SET EXERCISE:
From the entries below, copy every line where the string "xlabel" appears.

Records from a collection of figures:
____________

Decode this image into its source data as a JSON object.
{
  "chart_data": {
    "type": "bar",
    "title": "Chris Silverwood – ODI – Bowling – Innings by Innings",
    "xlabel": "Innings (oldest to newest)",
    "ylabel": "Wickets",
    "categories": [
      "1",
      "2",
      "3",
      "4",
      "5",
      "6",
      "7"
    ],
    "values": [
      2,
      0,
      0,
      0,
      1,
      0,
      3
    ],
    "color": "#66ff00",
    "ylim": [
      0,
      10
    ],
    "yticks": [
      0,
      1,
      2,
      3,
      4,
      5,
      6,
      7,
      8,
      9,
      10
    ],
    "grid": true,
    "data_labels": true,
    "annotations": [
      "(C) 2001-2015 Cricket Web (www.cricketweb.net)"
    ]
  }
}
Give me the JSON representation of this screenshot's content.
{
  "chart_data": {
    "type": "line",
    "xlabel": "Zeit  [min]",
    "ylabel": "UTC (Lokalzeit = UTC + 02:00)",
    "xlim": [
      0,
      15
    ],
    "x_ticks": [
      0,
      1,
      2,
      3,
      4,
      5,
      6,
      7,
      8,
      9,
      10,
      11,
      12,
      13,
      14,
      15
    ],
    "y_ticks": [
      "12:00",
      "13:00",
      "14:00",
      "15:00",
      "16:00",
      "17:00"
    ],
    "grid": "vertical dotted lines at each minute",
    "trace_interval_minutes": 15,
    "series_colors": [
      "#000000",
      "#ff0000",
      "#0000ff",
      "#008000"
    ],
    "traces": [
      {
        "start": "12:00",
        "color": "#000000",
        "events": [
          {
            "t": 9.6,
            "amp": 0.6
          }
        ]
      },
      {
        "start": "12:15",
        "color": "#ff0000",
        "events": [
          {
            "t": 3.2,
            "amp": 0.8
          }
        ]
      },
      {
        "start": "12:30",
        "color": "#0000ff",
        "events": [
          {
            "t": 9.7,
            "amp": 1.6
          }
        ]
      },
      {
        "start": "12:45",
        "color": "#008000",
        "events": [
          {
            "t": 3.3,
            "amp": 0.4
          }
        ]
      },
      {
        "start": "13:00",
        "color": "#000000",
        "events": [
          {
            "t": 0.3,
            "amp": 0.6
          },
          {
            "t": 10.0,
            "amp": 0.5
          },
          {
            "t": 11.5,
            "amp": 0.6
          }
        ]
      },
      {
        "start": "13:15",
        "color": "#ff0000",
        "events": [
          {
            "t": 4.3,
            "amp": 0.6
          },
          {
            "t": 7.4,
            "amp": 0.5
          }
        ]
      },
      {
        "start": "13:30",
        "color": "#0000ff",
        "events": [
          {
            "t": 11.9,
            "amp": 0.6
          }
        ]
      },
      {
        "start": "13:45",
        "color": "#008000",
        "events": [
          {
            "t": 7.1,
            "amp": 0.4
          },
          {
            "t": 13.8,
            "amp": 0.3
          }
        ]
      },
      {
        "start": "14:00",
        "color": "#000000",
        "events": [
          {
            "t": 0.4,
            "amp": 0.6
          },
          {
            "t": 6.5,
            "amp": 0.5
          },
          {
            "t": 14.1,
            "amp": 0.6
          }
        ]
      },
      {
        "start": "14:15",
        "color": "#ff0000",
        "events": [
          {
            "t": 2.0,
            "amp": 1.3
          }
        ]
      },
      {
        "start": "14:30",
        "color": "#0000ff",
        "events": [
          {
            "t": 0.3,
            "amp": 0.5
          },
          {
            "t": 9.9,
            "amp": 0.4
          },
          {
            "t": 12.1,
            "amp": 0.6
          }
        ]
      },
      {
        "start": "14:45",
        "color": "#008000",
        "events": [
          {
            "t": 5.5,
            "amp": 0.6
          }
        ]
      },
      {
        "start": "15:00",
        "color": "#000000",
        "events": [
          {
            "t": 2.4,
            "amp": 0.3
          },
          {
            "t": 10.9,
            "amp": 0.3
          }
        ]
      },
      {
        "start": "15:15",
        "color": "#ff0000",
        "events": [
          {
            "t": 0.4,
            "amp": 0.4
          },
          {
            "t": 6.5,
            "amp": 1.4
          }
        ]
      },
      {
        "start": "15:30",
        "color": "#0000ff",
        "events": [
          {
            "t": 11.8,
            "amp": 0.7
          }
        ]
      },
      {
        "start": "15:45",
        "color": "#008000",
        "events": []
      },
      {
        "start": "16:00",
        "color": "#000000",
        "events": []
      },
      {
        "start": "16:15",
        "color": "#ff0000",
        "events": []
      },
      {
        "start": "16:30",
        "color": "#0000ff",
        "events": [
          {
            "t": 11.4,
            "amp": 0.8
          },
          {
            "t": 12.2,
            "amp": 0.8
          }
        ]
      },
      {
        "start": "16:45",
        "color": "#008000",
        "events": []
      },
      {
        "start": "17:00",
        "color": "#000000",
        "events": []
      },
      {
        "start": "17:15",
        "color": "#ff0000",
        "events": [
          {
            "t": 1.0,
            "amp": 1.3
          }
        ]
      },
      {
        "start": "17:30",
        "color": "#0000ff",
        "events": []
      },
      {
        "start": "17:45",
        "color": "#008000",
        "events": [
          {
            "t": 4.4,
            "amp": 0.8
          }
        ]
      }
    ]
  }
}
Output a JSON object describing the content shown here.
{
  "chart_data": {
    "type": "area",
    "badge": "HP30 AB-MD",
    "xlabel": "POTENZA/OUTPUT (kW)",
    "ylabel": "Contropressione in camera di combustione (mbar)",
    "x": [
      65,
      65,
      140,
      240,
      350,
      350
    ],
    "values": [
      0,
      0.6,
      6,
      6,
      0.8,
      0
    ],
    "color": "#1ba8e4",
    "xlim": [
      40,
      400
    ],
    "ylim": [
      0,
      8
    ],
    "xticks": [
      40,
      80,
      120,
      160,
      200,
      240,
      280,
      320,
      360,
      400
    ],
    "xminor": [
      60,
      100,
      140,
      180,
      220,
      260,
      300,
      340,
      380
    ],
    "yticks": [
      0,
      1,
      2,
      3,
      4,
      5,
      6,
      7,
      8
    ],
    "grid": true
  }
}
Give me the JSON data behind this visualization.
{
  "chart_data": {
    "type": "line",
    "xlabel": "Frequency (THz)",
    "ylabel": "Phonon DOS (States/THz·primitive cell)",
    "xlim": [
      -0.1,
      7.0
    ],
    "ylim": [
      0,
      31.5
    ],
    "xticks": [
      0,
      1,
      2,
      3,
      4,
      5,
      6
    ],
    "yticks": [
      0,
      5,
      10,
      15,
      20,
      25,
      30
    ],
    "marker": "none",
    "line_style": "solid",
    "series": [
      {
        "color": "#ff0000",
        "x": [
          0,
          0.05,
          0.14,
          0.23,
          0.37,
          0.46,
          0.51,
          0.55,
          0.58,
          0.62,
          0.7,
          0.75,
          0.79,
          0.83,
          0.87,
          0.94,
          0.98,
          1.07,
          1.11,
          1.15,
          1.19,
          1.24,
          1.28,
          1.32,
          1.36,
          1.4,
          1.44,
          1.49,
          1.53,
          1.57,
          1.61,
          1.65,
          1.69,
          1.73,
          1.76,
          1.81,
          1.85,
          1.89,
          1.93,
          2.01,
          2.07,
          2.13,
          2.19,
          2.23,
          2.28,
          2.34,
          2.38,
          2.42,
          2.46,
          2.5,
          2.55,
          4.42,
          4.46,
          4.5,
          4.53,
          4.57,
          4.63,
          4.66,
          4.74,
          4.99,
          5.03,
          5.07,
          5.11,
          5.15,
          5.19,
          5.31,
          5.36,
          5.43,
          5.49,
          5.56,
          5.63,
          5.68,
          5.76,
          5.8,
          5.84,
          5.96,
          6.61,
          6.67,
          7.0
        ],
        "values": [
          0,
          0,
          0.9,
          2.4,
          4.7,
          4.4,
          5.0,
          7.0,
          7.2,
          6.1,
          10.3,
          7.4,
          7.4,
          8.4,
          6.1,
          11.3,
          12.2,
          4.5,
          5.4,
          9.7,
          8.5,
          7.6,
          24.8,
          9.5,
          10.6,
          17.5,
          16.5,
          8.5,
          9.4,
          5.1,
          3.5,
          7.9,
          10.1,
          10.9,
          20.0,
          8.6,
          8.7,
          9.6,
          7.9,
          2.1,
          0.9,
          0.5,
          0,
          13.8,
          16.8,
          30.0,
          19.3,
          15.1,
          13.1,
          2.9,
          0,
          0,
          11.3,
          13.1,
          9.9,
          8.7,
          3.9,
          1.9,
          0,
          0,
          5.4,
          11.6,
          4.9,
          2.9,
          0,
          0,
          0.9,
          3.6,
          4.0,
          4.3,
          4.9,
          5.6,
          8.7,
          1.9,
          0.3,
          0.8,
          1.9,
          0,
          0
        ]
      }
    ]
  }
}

____________

OUTPUT OF THE EXERCISE:
    "xlabel": "Innings (oldest to newest)",
    "xlabel": "Zeit  [min]",
    "xlabel": "POTENZA/OUTPUT (kW)",
    "xlabel": "Frequency (THz)",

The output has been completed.